::: Data for the task :::
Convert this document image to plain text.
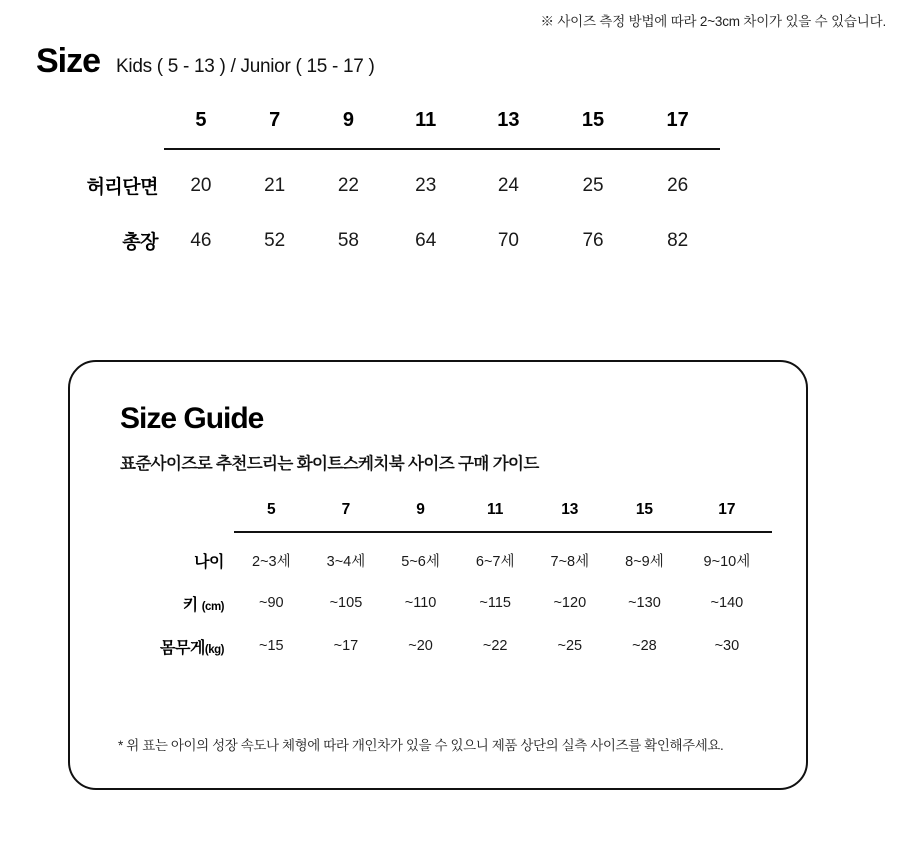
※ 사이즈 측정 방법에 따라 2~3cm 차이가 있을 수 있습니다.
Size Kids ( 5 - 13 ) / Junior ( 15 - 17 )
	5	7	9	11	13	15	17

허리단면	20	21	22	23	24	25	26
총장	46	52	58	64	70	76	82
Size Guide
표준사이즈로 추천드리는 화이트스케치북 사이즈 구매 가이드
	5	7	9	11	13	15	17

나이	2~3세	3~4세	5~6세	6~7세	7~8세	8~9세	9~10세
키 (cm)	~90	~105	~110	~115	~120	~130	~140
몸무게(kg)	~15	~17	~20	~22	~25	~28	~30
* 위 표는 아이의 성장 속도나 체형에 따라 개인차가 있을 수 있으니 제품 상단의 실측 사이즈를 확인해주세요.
:::
### The task
Retype each record exactly as it stands, but do not include the pictures.

### Exercise response
Convert this document image to plain text.
※ 사이즈 측정 방법에 따라 2~3cm 차이가 있을 수 있습니다.
Size Kids ( 5 - 13 ) / Junior ( 15 - 17 )
	5	7	9	11	13	15	17

허리단면	20	21	22	23	24	25	26
총장	46	52	58	64	70	76	82
Size Guide
표준사이즈로 추천드리는 화이트스케치북 사이즈 구매 가이드
	5	7	9	11	13	15	17

나이	2~3세	3~4세	5~6세	6~7세	7~8세	8~9세	9~10세
키 (cm)	~90	~105	~110	~115	~120	~130	~140
몸무게(kg)	~15	~17	~20	~22	~25	~28	~30
* 위 표는 아이의 성장 속도나 체형에 따라 개인차가 있을 수 있으니 제품 상단의 실측 사이즈를 확인해주세요.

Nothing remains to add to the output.